(Dataset entries)
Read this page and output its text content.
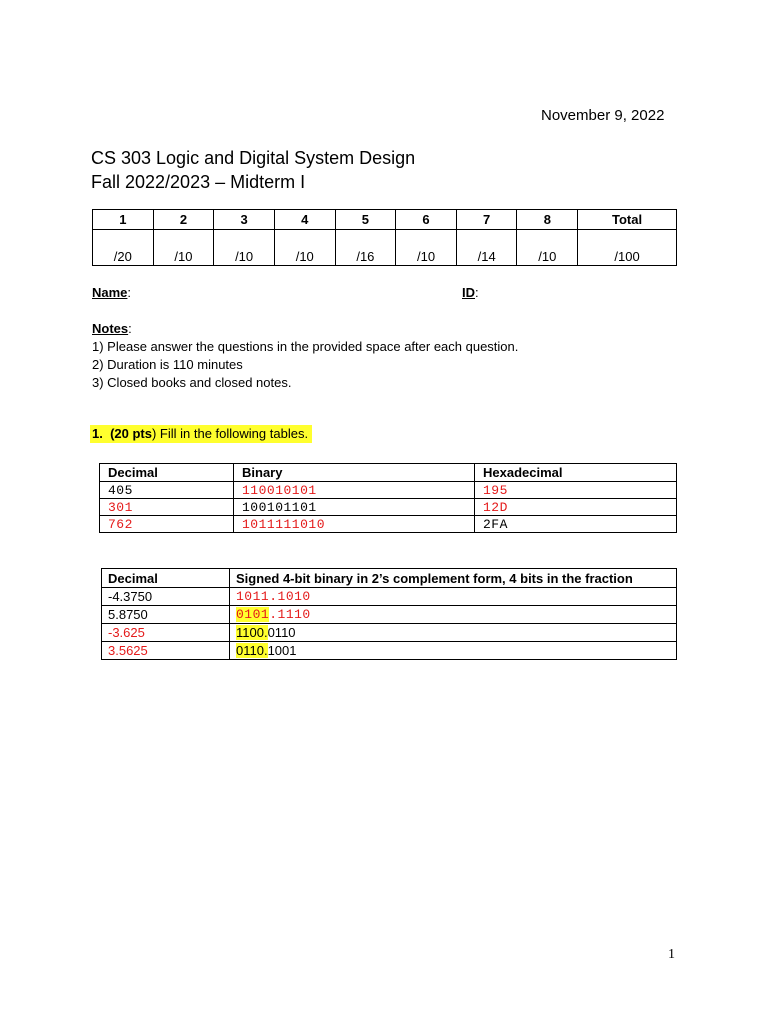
November 9, 2022
CS 303 Logic and Digital System Design
Fall 2022/2023 – Midterm I
1	2	3	4	5	6	7	8	Total
/20	/10	/10	/10	/16	/10	/14	/10	/100
Name:	ID:
Notes:
1) Please answer the questions in the provided space after each question.
2) Duration is 110 minutes
3) Closed books and closed notes.
1. (20 pts) Fill in the following tables.
Decimal	Binary	Hexadecimal
405	110010101	195
301	100101101	12D
762	1011111010	2FA
Decimal	Signed 4-bit binary in 2’s complement form, 4 bits in the fraction
-4.3750	1011.1010
5.8750	0101.1110
-3.625	1100.0110
3.5625	0110.1001
1
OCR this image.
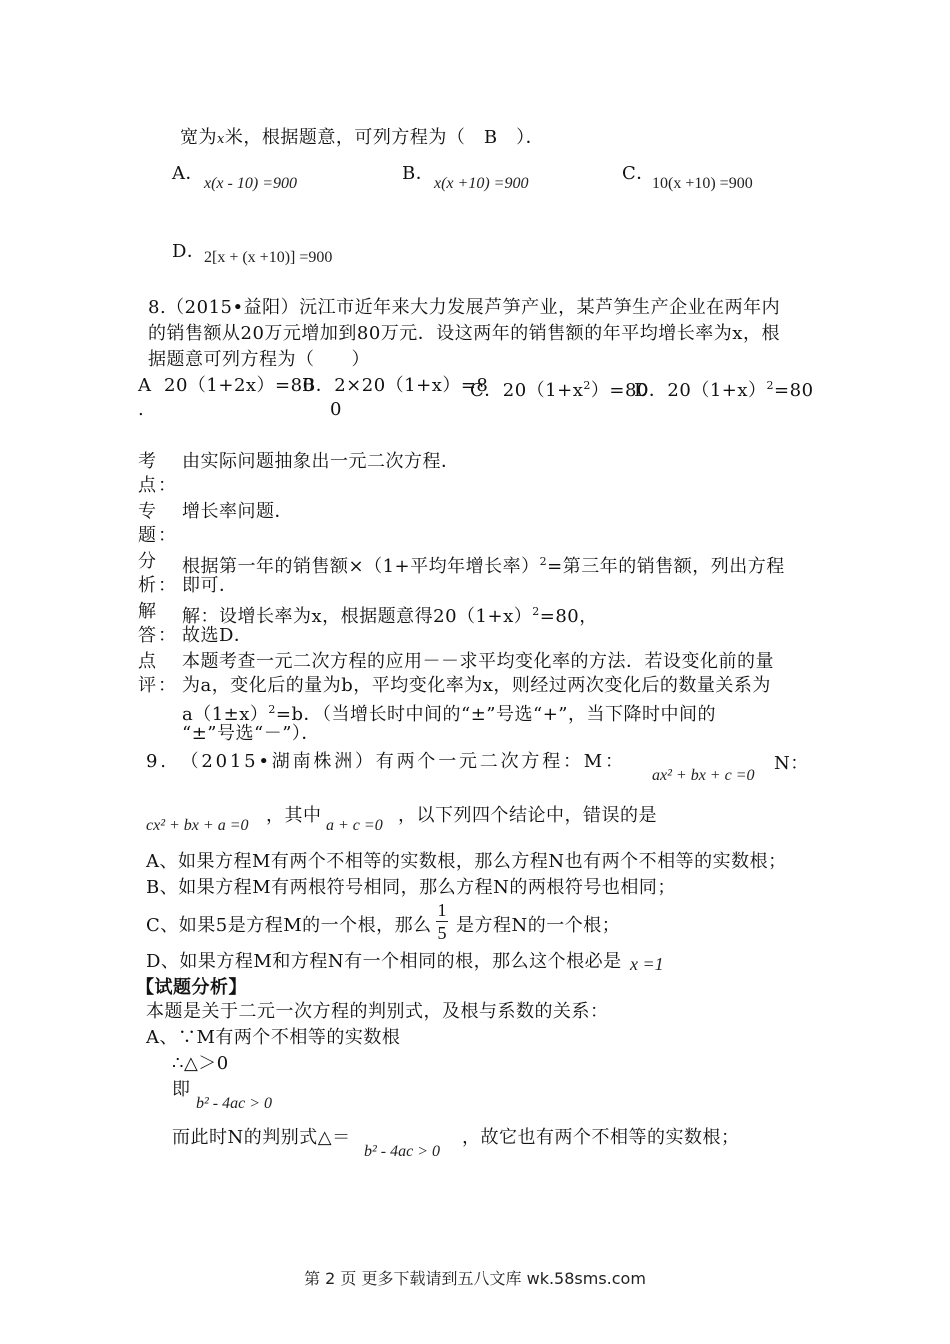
宽为x米，根据题意，可列方程为（　B　）．
A． x(x - 10) =900	B． x(x +10) =900	C．
10(x +10) =900
D．
2[x + (x +10)] =900
8.（2015•益阳）沅江市近年来大力发展芦笋产业，某芦笋生产企业在两年内
的销售额从20万元增加到80万元．设这两年的销售额的年平均增长率为x，根
据题意可列方程为（　　）
A
.
20（1+2x）=80
B．2×20（1+x）=8
0
C．$20(1+x^2)=80$
D．$20(1+x)^2=80$
考
点：
由实际问题抽象出一元二次方程．
专
题：
增长率问题．
分
析：
根据第一年的销售额×（1+平均年增长率）$^2$=第三年的销售额，列出方程
即可．
解
答：
解：设增长率为x，根据题意得$20(1+x)^2=80$，
故选D．
点
评：
本题考查一元二次方程的应用－－求平均变化率的方法．若设变化前的量
为a，变化后的量为b，平均变化率为x，则经过两次变化后的数量关系为
$a(1\pm x)^2=b$．（当增长时中间的“±”号选“+”，当下降时中间的
“±”号选“－”）．
9.　（2015•湖南株洲）有两个一元二次方程：M：
ax² + bx + c =0
N：
cx² + bx + a =0 ，其中 a + c =0 ，以下列四个结论中，错误的是
A、如果方程M有两个不相等的实数根，那么方程N也有两个不相等的实数根；
B、如果方程M有两根符号相同，那么方程N的两根符号也相同；
C、如果5是方程M的一个根，那么
1
5 是方程N的一个根；
D、如果方程M和方程N有一个相同的根，那么这个根必是 x =1
【试题分析】
本题是关于二元一次方程的判别式，及根与系数的关系：
A、∵M有两个不相等的实数根
∴△＞0
即
b² - 4ac > 0
而此时N的判别式△＝
b² - 4ac > 0
，故它也有两个不相等的实数根；
第 2 页 更多下载请到五八文库 wk.58sms.com
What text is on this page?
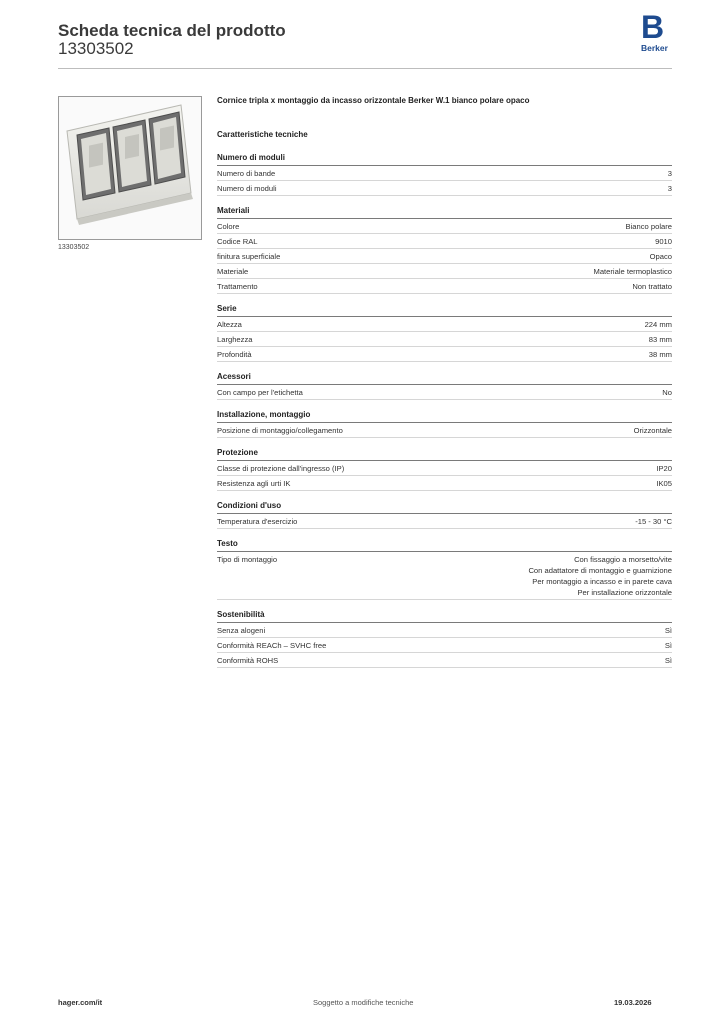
Scheda tecnica del prodotto
13303502
B
Berker
13303502
Cornice tripla x montaggio da incasso orizzontale Berker W.1 bianco polare opaco
Caratteristiche tecniche
Numero di moduli
Numero di bande	3
Numero di moduli	3
Materiali
Colore	Bianco polare
Codice RAL	9010
finitura superficiale	Opaco
Materiale	Materiale termoplastico
Trattamento	Non trattato
Serie
Altezza	224 mm
Larghezza	83 mm
Profondità	38 mm
Acessori
Con campo per l'etichetta	No
Installazione, montaggio
Posizione di montaggio/collegamento	Orizzontale
Protezione
Classe di protezione dall'ingresso (IP)	IP20
Resistenza agli urti IK	IK05
Condizioni d'uso
Temperatura d'esercizio	-15 - 30 °C
Testo
Tipo di montaggio	Con fissaggio a morsetto/vite
Con adattatore di montaggio e guarnizione
Per montaggio a incasso e in parete cava
Per installazione orizzontale
Sostenibilità
Senza alogeni	Sì
Conformità REACh – SVHC free	Sì
Conformità ROHS	Sì
hager.com/it	Soggetto a modifiche tecniche	19.03.2026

▸ **DIRECTIONS**
Going through the lines above one by one, tally those with the word "incasso" and give only the total.

▸ **WRITTEN ANSWER**
2